>> BEGIN
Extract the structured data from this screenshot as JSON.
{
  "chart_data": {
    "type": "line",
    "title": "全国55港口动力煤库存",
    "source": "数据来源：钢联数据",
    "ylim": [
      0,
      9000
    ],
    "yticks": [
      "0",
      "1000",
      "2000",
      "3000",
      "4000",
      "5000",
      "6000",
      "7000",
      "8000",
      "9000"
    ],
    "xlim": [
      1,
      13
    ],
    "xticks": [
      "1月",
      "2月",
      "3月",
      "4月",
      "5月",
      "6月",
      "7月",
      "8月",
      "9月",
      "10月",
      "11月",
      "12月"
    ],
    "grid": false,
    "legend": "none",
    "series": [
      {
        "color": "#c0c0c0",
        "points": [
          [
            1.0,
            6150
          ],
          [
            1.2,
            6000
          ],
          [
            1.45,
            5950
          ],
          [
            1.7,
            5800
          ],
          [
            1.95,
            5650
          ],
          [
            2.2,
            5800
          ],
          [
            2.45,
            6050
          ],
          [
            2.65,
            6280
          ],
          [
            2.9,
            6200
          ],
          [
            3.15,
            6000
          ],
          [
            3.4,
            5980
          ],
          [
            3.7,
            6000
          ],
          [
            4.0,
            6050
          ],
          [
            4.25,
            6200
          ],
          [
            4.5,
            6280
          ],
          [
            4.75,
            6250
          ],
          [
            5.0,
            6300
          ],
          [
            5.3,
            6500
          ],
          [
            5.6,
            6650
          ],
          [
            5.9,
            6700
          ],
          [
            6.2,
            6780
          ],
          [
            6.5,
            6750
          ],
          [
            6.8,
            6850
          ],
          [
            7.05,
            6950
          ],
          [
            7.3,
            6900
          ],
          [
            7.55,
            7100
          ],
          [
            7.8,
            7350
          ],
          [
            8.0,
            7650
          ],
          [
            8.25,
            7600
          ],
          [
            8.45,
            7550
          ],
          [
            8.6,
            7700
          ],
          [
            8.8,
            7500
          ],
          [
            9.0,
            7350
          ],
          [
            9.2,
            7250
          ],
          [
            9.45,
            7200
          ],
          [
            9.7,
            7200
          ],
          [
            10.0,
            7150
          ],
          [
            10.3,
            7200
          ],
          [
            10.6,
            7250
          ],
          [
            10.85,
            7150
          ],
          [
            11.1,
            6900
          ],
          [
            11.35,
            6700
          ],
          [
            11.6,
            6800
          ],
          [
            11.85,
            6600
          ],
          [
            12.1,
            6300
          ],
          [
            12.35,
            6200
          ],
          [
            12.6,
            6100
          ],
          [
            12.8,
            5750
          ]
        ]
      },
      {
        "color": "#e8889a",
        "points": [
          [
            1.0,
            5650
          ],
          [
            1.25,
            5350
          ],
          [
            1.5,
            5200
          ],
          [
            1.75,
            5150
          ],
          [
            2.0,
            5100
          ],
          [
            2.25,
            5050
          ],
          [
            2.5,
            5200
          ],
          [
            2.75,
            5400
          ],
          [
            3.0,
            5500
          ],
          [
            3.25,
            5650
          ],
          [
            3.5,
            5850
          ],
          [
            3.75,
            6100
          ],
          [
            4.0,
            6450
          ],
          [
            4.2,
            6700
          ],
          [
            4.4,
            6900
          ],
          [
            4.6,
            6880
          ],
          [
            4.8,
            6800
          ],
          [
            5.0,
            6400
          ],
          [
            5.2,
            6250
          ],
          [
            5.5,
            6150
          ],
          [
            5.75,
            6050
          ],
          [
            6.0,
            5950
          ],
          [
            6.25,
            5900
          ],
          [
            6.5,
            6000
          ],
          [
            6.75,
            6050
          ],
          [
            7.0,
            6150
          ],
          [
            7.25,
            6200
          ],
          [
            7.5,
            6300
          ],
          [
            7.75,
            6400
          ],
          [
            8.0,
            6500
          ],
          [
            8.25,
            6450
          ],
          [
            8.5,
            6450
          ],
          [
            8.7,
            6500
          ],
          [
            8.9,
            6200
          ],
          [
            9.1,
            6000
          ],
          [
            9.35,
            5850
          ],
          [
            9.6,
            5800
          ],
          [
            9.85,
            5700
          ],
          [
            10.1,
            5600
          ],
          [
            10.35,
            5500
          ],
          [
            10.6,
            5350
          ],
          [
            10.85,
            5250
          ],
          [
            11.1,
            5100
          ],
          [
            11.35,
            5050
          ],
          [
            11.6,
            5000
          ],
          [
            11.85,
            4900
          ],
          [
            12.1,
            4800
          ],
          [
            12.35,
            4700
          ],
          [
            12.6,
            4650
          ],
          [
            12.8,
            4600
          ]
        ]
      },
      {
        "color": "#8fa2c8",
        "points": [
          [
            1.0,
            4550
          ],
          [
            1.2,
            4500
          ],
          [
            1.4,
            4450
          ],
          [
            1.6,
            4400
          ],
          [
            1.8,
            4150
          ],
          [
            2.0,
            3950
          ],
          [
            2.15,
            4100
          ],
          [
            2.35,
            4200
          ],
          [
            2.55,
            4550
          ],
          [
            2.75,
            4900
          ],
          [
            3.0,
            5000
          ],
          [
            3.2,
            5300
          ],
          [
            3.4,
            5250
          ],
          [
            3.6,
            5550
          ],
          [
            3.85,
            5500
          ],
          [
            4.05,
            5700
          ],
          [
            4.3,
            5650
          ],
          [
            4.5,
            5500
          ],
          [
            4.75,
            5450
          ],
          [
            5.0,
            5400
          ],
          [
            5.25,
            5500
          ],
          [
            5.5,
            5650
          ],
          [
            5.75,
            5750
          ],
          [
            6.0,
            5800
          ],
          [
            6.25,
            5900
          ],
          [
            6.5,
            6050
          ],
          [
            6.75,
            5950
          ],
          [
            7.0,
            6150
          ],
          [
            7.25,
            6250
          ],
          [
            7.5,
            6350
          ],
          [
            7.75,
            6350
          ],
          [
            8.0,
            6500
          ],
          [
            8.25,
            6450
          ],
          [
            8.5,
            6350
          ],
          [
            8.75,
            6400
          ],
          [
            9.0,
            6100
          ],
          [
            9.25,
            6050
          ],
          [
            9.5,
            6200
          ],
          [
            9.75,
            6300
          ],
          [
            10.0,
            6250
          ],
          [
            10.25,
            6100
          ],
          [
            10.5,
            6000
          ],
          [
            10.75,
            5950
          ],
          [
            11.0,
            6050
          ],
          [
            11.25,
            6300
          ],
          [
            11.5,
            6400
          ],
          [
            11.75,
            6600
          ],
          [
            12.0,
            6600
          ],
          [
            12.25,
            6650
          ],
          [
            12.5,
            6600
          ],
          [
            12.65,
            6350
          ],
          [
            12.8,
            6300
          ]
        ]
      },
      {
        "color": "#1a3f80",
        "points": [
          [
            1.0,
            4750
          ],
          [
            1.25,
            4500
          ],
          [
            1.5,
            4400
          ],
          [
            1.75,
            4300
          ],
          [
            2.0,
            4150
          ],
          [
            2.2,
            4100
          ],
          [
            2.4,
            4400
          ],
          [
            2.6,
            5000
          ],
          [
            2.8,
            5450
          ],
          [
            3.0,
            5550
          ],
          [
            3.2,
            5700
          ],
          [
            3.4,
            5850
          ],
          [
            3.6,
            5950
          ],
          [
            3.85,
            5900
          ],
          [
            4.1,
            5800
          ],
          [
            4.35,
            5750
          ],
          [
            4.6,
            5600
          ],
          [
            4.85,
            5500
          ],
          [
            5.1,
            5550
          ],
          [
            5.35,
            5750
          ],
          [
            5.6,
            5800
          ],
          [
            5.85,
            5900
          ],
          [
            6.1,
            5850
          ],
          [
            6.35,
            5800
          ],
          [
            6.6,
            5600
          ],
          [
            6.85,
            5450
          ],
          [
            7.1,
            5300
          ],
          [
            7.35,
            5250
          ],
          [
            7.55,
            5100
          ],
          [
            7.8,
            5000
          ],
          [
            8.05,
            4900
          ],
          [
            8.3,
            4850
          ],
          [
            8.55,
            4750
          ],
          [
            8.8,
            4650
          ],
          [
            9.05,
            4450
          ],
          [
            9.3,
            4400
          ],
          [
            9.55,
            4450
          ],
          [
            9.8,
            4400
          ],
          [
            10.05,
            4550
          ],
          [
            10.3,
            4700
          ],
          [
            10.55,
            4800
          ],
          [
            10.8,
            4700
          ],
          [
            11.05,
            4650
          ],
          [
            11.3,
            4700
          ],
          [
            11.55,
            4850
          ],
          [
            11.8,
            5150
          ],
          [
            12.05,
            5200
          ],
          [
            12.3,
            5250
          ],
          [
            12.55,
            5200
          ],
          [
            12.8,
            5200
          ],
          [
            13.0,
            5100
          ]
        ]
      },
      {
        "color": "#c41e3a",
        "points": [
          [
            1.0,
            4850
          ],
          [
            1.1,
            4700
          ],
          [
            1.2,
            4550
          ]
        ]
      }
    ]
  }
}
>> END
Exercise requirements: Search the data for the string "color" and copy each line where it appears.

Solution below:
        "color": "#c0c0c0",
        "color": "#e8889a",
        "color": "#8fa2c8",
        "color": "#1a3f80",
        "color": "#c41e3a",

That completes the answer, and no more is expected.